Exercise task – In the records below, find each line with the word "Holland" and copy it.

Exercise materials –

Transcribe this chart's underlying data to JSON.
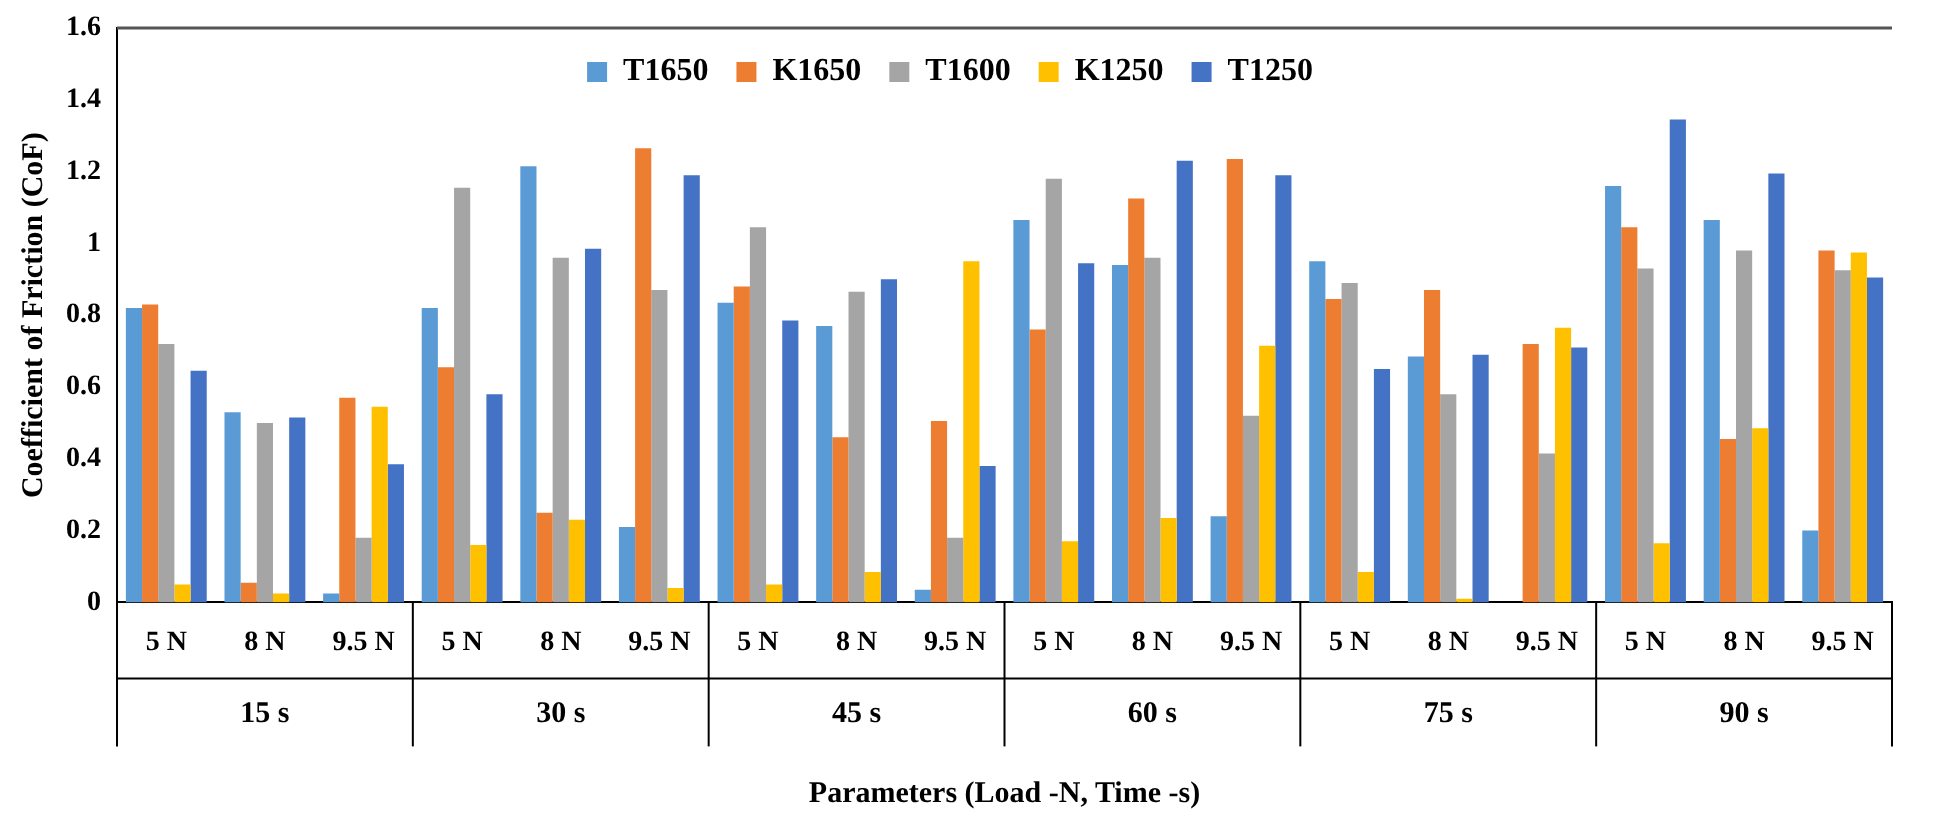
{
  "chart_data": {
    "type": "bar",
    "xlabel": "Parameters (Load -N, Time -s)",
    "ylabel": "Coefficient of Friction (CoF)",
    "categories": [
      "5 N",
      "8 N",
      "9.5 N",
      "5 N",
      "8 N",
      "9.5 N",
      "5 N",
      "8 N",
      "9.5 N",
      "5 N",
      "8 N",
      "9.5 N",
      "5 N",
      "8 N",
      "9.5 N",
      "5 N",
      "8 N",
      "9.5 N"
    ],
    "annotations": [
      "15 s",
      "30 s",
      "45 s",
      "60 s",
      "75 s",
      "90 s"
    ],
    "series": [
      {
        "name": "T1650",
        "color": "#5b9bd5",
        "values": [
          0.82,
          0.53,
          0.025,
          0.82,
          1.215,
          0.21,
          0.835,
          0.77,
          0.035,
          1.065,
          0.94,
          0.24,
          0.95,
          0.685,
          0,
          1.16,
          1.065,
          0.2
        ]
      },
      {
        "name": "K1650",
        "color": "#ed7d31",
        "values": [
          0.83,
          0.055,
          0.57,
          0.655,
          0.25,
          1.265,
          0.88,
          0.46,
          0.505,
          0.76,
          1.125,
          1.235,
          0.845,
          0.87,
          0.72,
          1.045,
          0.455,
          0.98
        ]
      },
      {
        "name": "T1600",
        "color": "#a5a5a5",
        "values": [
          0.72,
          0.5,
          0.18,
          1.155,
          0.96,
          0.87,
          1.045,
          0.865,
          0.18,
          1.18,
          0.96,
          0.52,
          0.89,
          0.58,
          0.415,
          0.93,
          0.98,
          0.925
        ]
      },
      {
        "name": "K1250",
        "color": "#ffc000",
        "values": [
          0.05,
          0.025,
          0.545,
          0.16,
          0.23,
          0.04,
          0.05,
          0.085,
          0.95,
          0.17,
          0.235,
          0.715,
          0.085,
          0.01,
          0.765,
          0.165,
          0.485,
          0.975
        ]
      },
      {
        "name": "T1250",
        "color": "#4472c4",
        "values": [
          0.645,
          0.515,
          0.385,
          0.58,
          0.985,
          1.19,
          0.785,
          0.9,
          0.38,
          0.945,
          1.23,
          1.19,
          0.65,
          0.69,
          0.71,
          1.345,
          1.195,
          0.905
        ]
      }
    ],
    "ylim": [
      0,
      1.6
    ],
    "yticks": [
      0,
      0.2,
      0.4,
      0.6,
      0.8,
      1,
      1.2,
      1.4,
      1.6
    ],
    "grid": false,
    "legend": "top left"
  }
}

==

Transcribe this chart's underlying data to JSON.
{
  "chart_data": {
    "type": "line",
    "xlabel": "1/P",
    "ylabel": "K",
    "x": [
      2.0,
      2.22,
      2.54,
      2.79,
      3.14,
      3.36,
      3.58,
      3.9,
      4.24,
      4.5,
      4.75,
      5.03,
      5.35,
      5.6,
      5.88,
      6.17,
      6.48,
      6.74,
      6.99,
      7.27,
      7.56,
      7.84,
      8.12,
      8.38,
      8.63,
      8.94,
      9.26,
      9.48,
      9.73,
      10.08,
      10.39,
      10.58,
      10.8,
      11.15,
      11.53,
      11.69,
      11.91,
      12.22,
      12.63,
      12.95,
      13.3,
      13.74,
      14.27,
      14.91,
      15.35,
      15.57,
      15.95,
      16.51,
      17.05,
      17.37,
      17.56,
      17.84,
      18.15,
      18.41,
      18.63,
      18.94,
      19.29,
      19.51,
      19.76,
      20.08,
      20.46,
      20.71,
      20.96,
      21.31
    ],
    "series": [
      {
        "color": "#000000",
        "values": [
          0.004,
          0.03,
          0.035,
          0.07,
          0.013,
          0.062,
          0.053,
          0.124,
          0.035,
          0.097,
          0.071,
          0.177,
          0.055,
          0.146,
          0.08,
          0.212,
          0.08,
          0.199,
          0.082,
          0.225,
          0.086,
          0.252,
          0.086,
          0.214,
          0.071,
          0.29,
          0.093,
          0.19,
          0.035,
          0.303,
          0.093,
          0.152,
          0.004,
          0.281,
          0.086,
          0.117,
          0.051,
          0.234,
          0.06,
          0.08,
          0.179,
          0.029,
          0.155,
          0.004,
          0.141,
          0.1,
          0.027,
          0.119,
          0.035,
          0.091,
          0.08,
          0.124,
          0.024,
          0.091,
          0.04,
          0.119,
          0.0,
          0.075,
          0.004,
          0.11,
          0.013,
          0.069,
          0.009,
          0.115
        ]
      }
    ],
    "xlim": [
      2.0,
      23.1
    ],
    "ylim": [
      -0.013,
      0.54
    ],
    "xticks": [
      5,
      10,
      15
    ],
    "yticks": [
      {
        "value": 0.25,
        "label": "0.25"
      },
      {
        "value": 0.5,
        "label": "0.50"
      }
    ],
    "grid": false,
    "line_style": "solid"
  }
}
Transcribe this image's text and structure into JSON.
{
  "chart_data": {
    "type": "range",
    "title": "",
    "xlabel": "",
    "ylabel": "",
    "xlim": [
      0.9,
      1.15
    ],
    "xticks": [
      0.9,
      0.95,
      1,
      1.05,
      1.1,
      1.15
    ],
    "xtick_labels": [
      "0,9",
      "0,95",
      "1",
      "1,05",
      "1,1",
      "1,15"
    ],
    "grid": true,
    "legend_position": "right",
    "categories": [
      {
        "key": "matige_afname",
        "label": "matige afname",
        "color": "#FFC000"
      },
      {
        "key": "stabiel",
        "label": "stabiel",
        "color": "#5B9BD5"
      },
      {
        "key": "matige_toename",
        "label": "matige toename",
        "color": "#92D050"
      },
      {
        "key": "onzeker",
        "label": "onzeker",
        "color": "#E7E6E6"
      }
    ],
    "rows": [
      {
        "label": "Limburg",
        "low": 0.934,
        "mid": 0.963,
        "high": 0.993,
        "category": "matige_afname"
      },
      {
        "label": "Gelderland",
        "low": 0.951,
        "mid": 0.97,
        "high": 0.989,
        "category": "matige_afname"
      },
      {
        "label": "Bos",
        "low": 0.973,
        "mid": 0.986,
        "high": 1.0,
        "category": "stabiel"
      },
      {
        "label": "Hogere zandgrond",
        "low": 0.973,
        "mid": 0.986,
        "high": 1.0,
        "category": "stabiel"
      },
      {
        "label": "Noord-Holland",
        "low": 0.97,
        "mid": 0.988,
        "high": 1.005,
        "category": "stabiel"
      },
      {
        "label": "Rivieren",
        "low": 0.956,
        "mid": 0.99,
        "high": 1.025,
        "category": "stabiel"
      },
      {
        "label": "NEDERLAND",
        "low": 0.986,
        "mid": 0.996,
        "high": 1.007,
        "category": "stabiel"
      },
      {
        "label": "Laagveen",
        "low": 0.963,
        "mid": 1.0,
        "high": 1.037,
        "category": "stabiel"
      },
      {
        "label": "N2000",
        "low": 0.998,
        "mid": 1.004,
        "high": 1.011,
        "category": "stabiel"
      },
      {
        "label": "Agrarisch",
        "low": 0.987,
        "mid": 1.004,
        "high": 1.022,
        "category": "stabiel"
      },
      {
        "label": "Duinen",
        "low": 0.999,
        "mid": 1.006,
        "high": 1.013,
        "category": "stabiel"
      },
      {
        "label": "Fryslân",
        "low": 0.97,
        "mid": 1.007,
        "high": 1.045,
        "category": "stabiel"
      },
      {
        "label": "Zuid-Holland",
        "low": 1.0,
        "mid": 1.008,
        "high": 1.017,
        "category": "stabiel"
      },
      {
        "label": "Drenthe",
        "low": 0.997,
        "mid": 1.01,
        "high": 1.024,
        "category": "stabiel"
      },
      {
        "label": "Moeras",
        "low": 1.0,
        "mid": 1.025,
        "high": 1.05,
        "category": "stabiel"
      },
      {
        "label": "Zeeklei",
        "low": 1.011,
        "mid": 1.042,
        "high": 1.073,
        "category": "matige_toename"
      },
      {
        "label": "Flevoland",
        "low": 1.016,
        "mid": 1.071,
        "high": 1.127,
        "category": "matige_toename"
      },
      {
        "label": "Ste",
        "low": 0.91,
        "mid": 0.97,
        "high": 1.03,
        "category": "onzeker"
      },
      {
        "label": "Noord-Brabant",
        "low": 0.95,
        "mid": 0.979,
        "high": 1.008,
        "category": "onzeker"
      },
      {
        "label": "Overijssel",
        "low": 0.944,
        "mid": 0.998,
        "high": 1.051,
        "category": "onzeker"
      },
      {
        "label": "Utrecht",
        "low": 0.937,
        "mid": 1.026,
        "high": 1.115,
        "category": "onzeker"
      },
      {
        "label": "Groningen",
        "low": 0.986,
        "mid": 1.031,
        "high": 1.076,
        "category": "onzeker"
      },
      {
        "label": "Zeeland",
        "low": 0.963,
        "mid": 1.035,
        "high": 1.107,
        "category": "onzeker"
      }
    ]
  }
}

Output of the exercise –
        "label": "Noord-Holland",
        "label": "Zuid-Holland",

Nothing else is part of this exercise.